* **Description of the task**
Find each line with "Townend" and copy it.

* **Provided data**
########

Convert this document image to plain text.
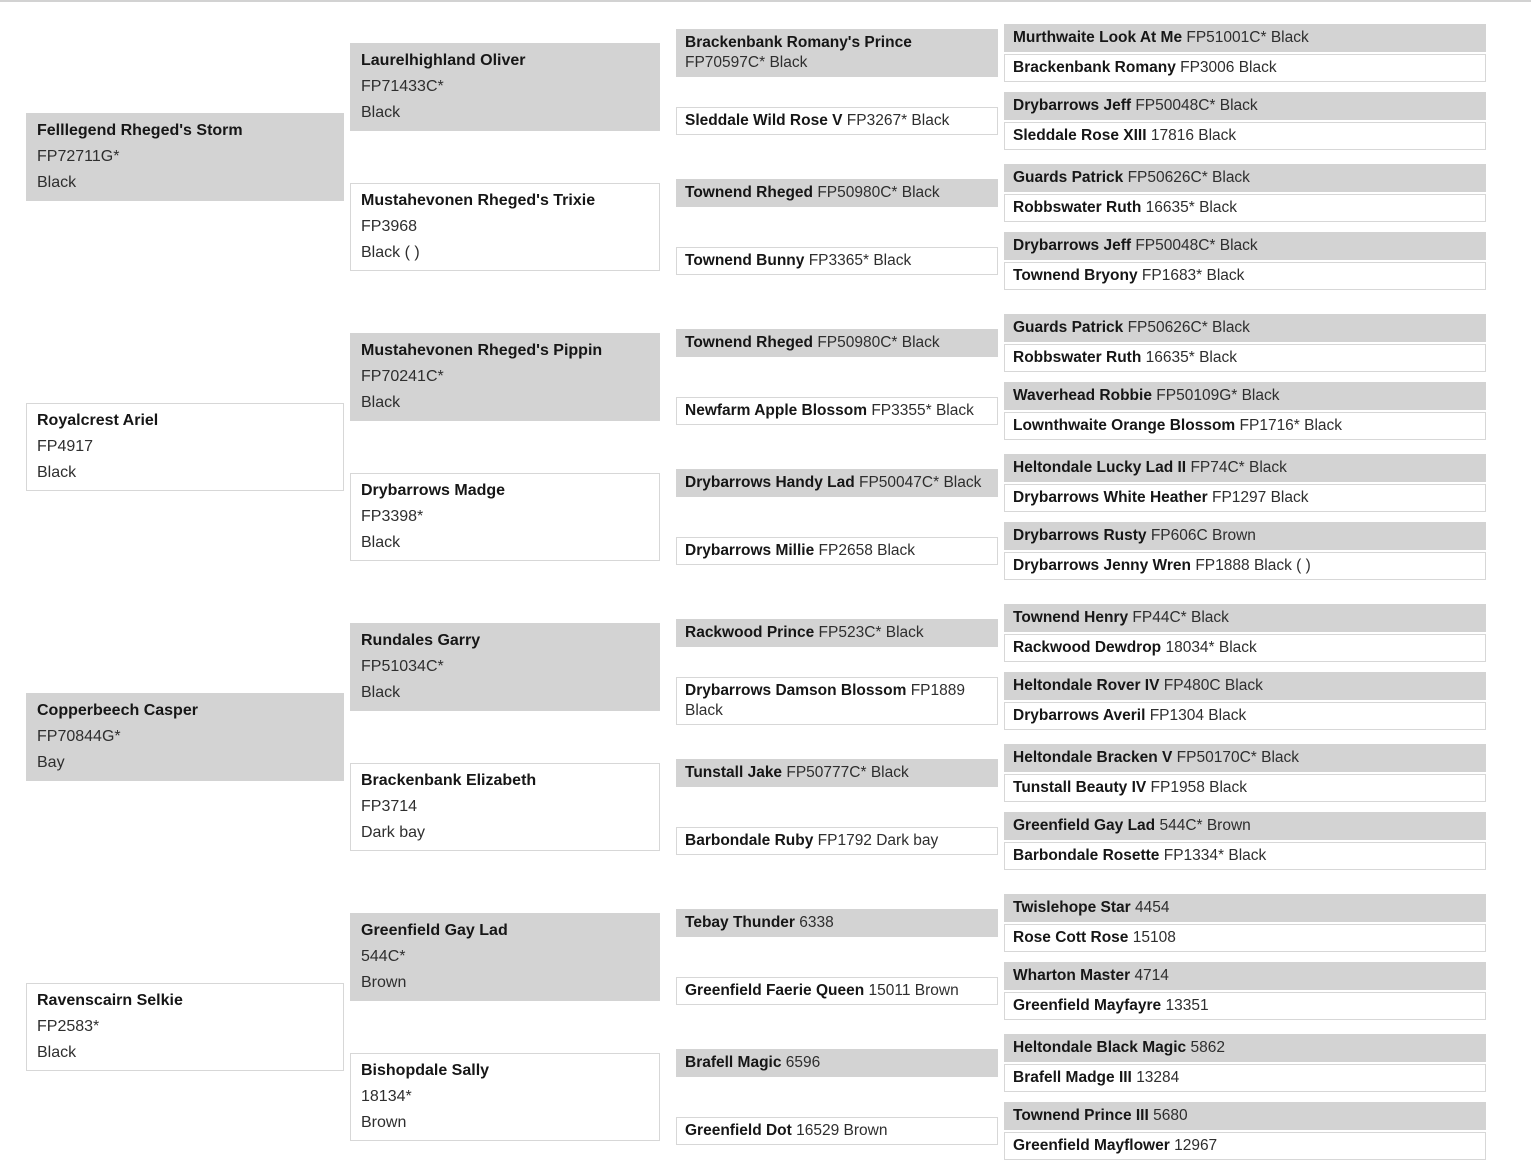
Felllegend Rheged's Storm
FP72711G*
Black
Laurelhighland Oliver
FP71433C*
Black
Brackenbank Romany's Prince FP70597C* Black
Murthwaite Look At Me FP51001C* Black
Brackenbank Romany FP3006 Black
Sleddale Wild Rose V FP3267* Black
Drybarrows Jeff FP50048C* Black
Sleddale Rose XIII 17816 Black
Mustahevonen Rheged's Trixie
FP3968
Black ( )
Townend Rheged FP50980C* Black
Guards Patrick FP50626C* Black
Robbswater Ruth 16635* Black
Townend Bunny FP3365* Black
Drybarrows Jeff FP50048C* Black
Townend Bryony FP1683* Black
Royalcrest Ariel
FP4917
Black
Mustahevonen Rheged's Pippin
FP70241C*
Black
Townend Rheged FP50980C* Black
Guards Patrick FP50626C* Black
Robbswater Ruth 16635* Black
Newfarm Apple Blossom FP3355* Black
Waverhead Robbie FP50109G* Black
Lownthwaite Orange Blossom FP1716* Black
Drybarrows Madge
FP3398*
Black
Drybarrows Handy Lad FP50047C* Black
Heltondale Lucky Lad II FP74C* Black
Drybarrows White Heather FP1297 Black
Drybarrows Millie FP2658 Black
Drybarrows Rusty FP606C Brown
Drybarrows Jenny Wren FP1888 Black ( )
Copperbeech Casper
FP70844G*
Bay
Rundales Garry
FP51034C*
Black
Rackwood Prince FP523C* Black
Townend Henry FP44C* Black
Rackwood Dewdrop 18034* Black
Drybarrows Damson Blossom FP1889 Black
Heltondale Rover IV FP480C Black
Drybarrows Averil FP1304 Black
Brackenbank Elizabeth
FP3714
Dark bay
Tunstall Jake FP50777C* Black
Heltondale Bracken V FP50170C* Black
Tunstall Beauty IV FP1958 Black
Barbondale Ruby FP1792 Dark bay
Greenfield Gay Lad 544C* Brown
Barbondale Rosette FP1334* Black
Ravenscairn Selkie
FP2583*
Black
Greenfield Gay Lad
544C*
Brown
Tebay Thunder 6338
Twislehope Star 4454
Rose Cott Rose 15108
Greenfield Faerie Queen 15011 Brown
Wharton Master 4714
Greenfield Mayfayre 13351
Bishopdale Sally
18134*
Brown
Brafell Magic 6596
Heltondale Black Magic 5862
Brafell Madge III 13284
Greenfield Dot 16529 Brown
Townend Prince III 5680
Greenfield Mayflower 12967
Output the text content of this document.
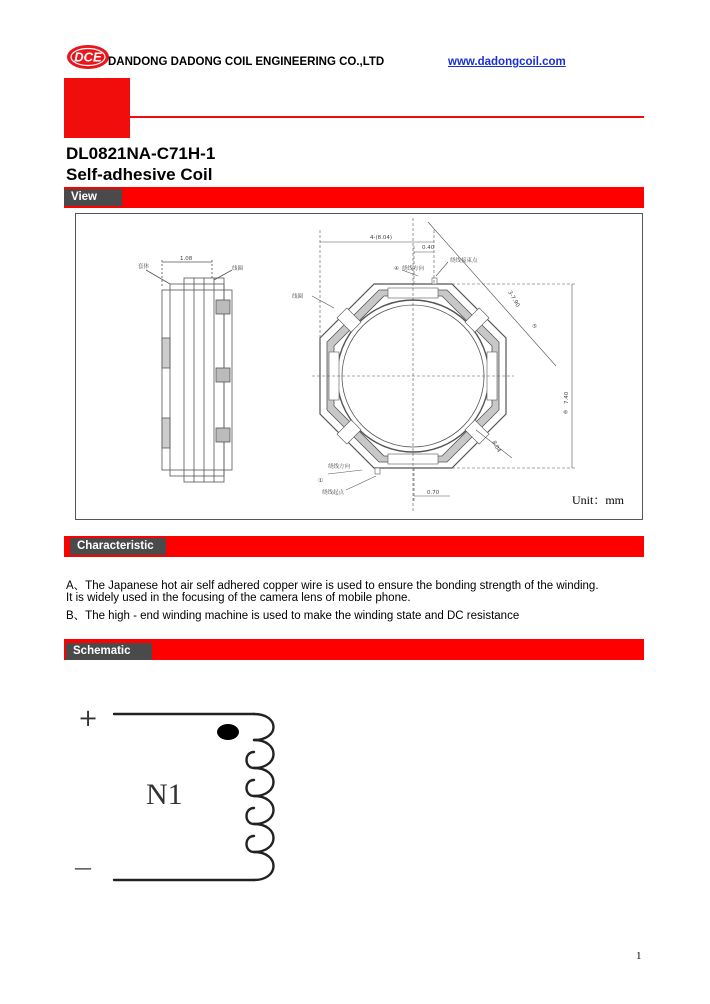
DCE DANDONG DADONG COIL ENGINEERING CO.,LTD	www.dadongcoil.com
DL0821NA-C71H-1
Self-adhesive Coil
View
1.08
套体	线圈
4-(8.04)
0.40
0.70
线圈
绕线方向
④
绕线接束点
绕线方向
①
绕线起点
3-7.90
⑤
7.40
⑥
8.04
Unit：mm
Characteristic
A、The Japanese hot air self adhered copper wire is used to ensure the bonding strength of the winding.
It is widely used in the focusing of the camera lens of mobile phone.
B、The high - end winding machine is used to make the winding state and DC resistance
Schematic
+
—
N1
1
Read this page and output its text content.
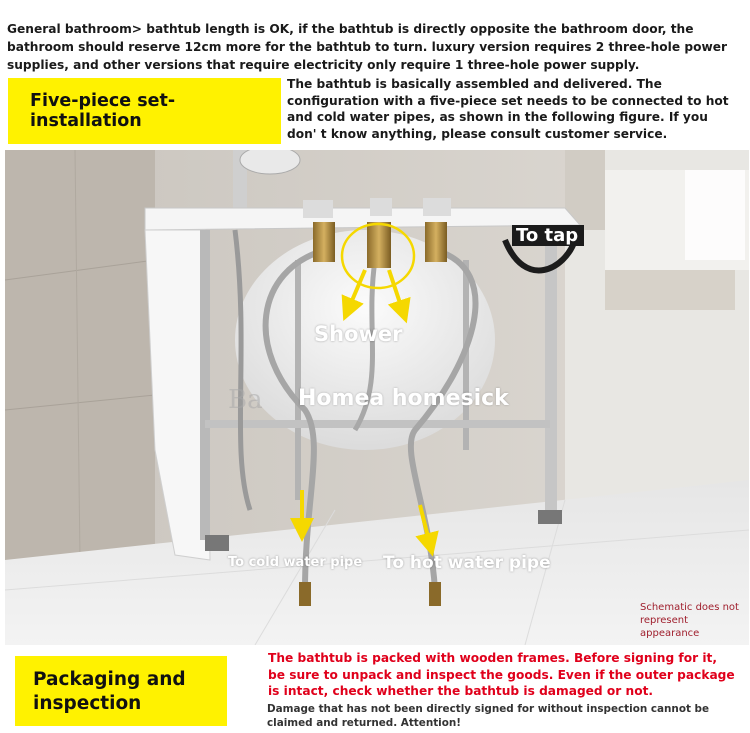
General bathroom> bathtub length is OK, if the bathtub is directly opposite the bathroom door, the bathroom should reserve 12cm more for the bathtub to turn. luxury version requires 2 three-hole power supplies, and other versions that require electricity only require 1 three-hole power supply.
Five-piece set-installation
The bathtub is basically assembled and delivered. The configuration with a five-piece set needs to be connected to hot and cold water pipes, as shown in the following figure. If you don' t know anything, please consult customer service.
To tap
Shower
Ba Homea homesick
To cold water pipe To hot water pipe
Schematic does not represent appearance
Packaging and inspection
The bathtub is packed with wooden frames. Before signing for it, be sure to unpack and inspect the goods. Even if the outer package is intact, check whether the bathtub is damaged or not.
Damage that has not been directly signed for without inspection cannot be claimed and returned. Attention!
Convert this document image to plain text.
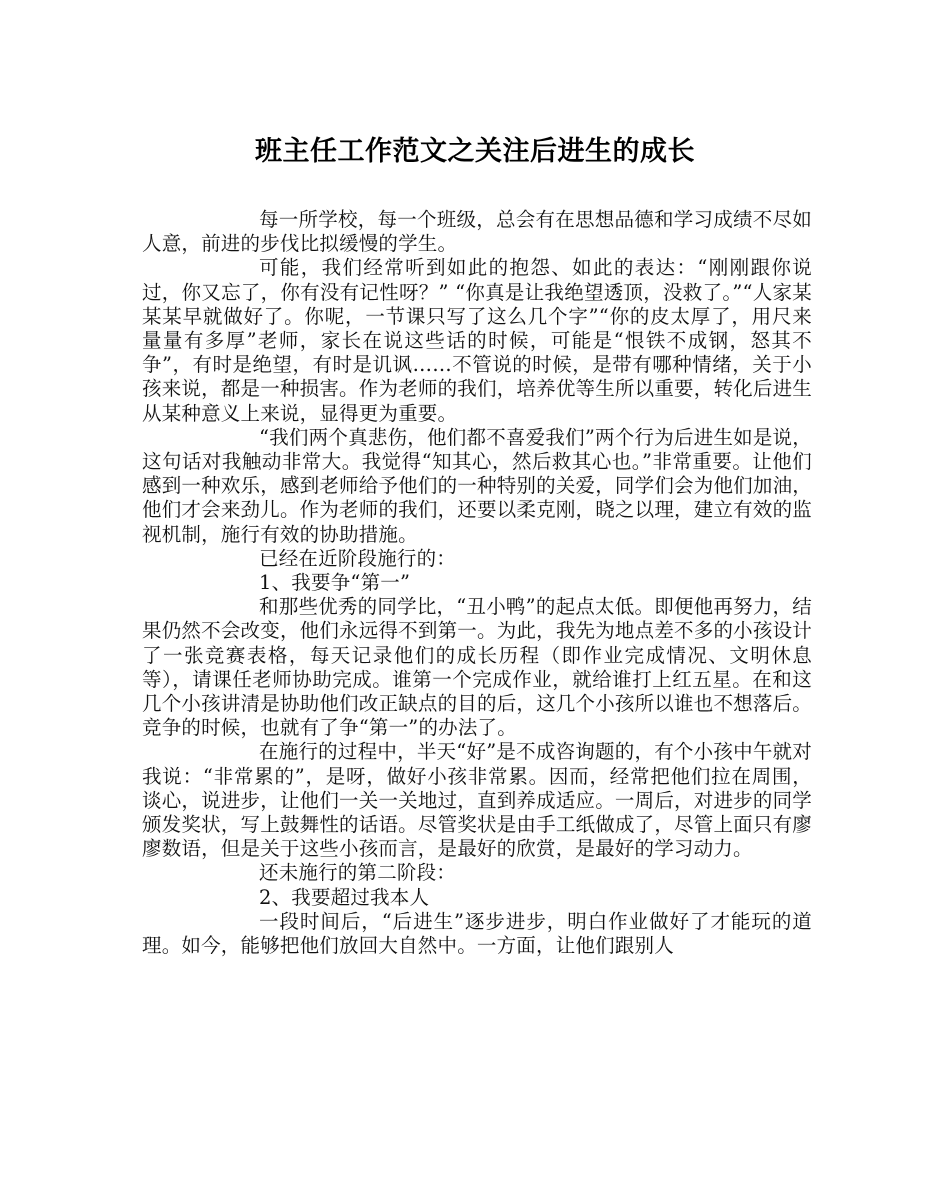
班主任工作范文之关注后进生的成长

每一所学校，每一个班级，总会有在思想品德和学习成绩不尽如人意，前进的步伐比拟缓慢的学生。

可能，我们经常听到如此的抱怨、如此的表达：“刚刚跟你说过，你又忘了，你有没有记性呀？” “你真是让我绝望透顶，没救了。”“人家某某某早就做好了。你呢，一节课只写了这么几个字”“你的皮太厚了，用尺来量量有多厚”老师，家长在说这些话的时候，可能是“恨铁不成钢，怒其不争”，有时是绝望，有时是讥讽……不管说的时候，是带有哪种情绪，关于小孩来说，都是一种损害。作为老师的我们，培养优等生所以重要，转化后进生从某种意义上来说，显得更为重要。

“我们两个真悲伤，他们都不喜爱我们”两个行为后进生如是说，这句话对我触动非常大。我觉得“知其心，然后救其心也。”非常重要。让他们感到一种欢乐，感到老师给予他们的一种特别的关爱，同学们会为他们加油，他们才会来劲儿。作为老师的我们，还要以柔克刚，晓之以理，建立有效的监视机制，施行有效的协助措施。

已经在近阶段施行的：

1、我要争“第一”

和那些优秀的同学比，“丑小鸭”的起点太低。即便他再努力，结果仍然不会改变，他们永远得不到第一。为此，我先为地点差不多的小孩设计了一张竞赛表格，每天记录他们的成长历程（即作业完成情况、文明休息等），请课任老师协助完成。谁第一个完成作业，就给谁打上红五星。在和这几个小孩讲清是协助他们改正缺点的目的后，这几个小孩所以谁也不想落后。竞争的时候，也就有了争“第一”的办法了。

在施行的过程中，半天“好”是不成咨询题的，有个小孩中午就对我说：“非常累的”，是呀，做好小孩非常累。因而，经常把他们拉在周围，谈心，说进步，让他们一关一关地过，直到养成适应。一周后，对进步的同学颁发奖状，写上鼓舞性的话语。尽管奖状是由手工纸做成了，尽管上面只有廖廖数语，但是关于这些小孩而言，是最好的欣赏，是最好的学习动力。

还未施行的第二阶段：

2、我要超过我本人

一段时间后，“后进生”逐步进步，明白作业做好了才能玩的道理。如今，能够把他们放回大自然中。一方面，让他们跟别人
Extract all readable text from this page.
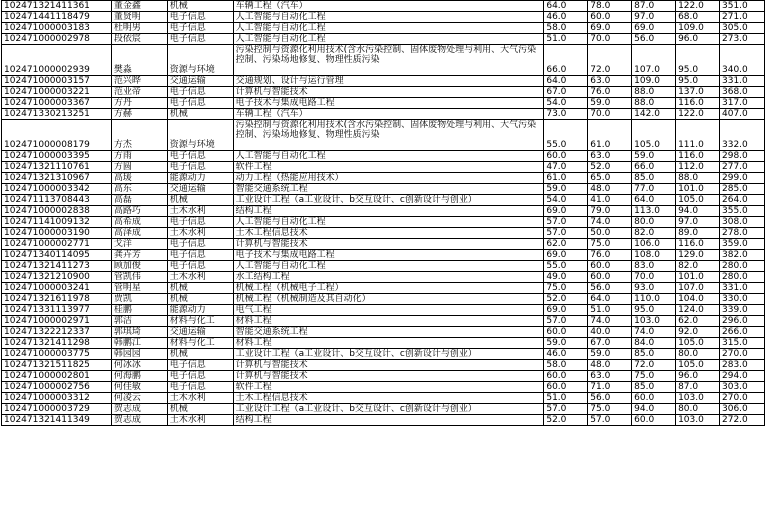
102471321411361	董金鑫	机械	车辆工程（汽车）	64.0	78.0	87.0	122.0	351.0
102471441118479	董贤明	电子信息	人工智能与自动化工程	46.0	60.0	97.0	68.0	271.0
102471000003183	杜明男	电子信息	人工智能与自动化工程	58.0	69.0	69.0	109.0	305.0
102471000002978	段依宸	电子信息	人工智能与自动化工程	51.0	70.0	56.0	96.0	273.0
102471000002939	樊淼	资源与环境	污染控制与资源化利用技术(含水污染控制、固体废物处理与利用、大气污染控制、污染场地修复、物理性质污染	66.0	72.0	107.0	95.0	340.0
102471000003157	范兴晔	交通运输	交通规划、设计与运行管理	64.0	63.0	109.0	95.0	331.0
102471000003221	范业帝	电子信息	计算机与智能技术	67.0	76.0	88.0	137.0	368.0
102471000003367	方丹	电子信息	电子技术与集成电路工程	54.0	59.0	88.0	116.0	317.0
102471330213251	方赫	机械	车辆工程（汽车）	73.0	70.0	142.0	122.0	407.0
102471000008179	方杰	资源与环境	污染控制与资源化利用技术(含水污染控制、固体废物处理与利用、大气污染控制、污染场地修复、物理性质污染	55.0	61.0	105.0	111.0	332.0
102471000003395	方雨	电子信息	人工智能与自动化工程	60.0	63.0	59.0	116.0	298.0
102471321110761	方圆	电子信息	软件工程	47.0	52.0	66.0	112.0	277.0
102471321310967	高瑗	能源动力	动力工程（热能应用技术）	61.0	65.0	85.0	88.0	299.0
102471000003342	高东	交通运输	智能交通系统工程	59.0	48.0	77.0	101.0	285.0
102471113708443	高磊	机械	工业设计工程（a工业设计、b交互设计、c创新设计与创业）	54.0	41.0	64.0	105.0	264.0
102471000002838	高路巧	土木水利	结构工程	69.0	79.0	113.0	94.0	355.0
102471141009132	高希成	电子信息	人工智能与自动化工程	57.0	74.0	80.0	97.0	308.0
102471000003190	高泽成	土木水利	土木工程信息技术	57.0	50.0	82.0	89.0	278.0
102471000002771	戈洋	电子信息	计算机与智能技术	62.0	75.0	106.0	116.0	359.0
102471340114095	龚卉芳	电子信息	电子技术与集成电路工程	69.0	76.0	108.0	129.0	382.0
102471321411273	顾加俊	电子信息	人工智能与自动化工程	55.0	60.0	83.0	82.0	280.0
102471321210900	管凯伟	土木水利	水工结构工程	49.0	60.0	70.0	101.0	280.0
102471000003241	管明星	机械	机械工程（机械电子工程）	75.0	56.0	93.0	107.0	331.0
102471321611978	贾凯	机械	机械工程（机械制造及其自动化）	52.0	64.0	110.0	104.0	330.0
102471331113977	桂鹏	能源动力	电气工程	69.0	51.0	95.0	124.0	339.0
102471000002971	郭洁	材料与化工	材料工程	57.0	74.0	103.0	62.0	296.0
102471322212337	郭琪琦	交通运输	智能交通系统工程	60.0	40.0	74.0	92.0	266.0
102471321411298	韩鹏江	材料与化工	材料工程	59.0	67.0	84.0	105.0	315.0
102471000003775	韩园园	机械	工业设计工程（a工业设计、b交互设计、c创新设计与创业）	46.0	59.0	85.0	80.0	270.0
102471321511825	何冰冰	电子信息	计算机与智能技术	58.0	48.0	72.0	105.0	283.0
102471000002801	何海鹏	电子信息	计算机与智能技术	60.0	63.0	75.0	96.0	294.0
102471000002756	何佳敏	电子信息	软件工程	60.0	71.0	85.0	87.0	303.0
102471000003312	何凌云	土木水利	土木工程信息技术	51.0	56.0	60.0	103.0	270.0
102471000003729	贺志成	机械	工业设计工程（a工业设计、b交互设计、c创新设计与创业）	57.0	75.0	94.0	80.0	306.0
102471321411349	贺志成	土木水利	结构工程	52.0	57.0	60.0	103.0	272.0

########

* **Written solution**
Townend Rheged FP50980C* Black
Townend Bunny FP3365* Black
Townend Bryony FP1683* Black
Townend Rheged FP50980C* Black
Townend Henry FP44C* Black
Townend Prince III 5680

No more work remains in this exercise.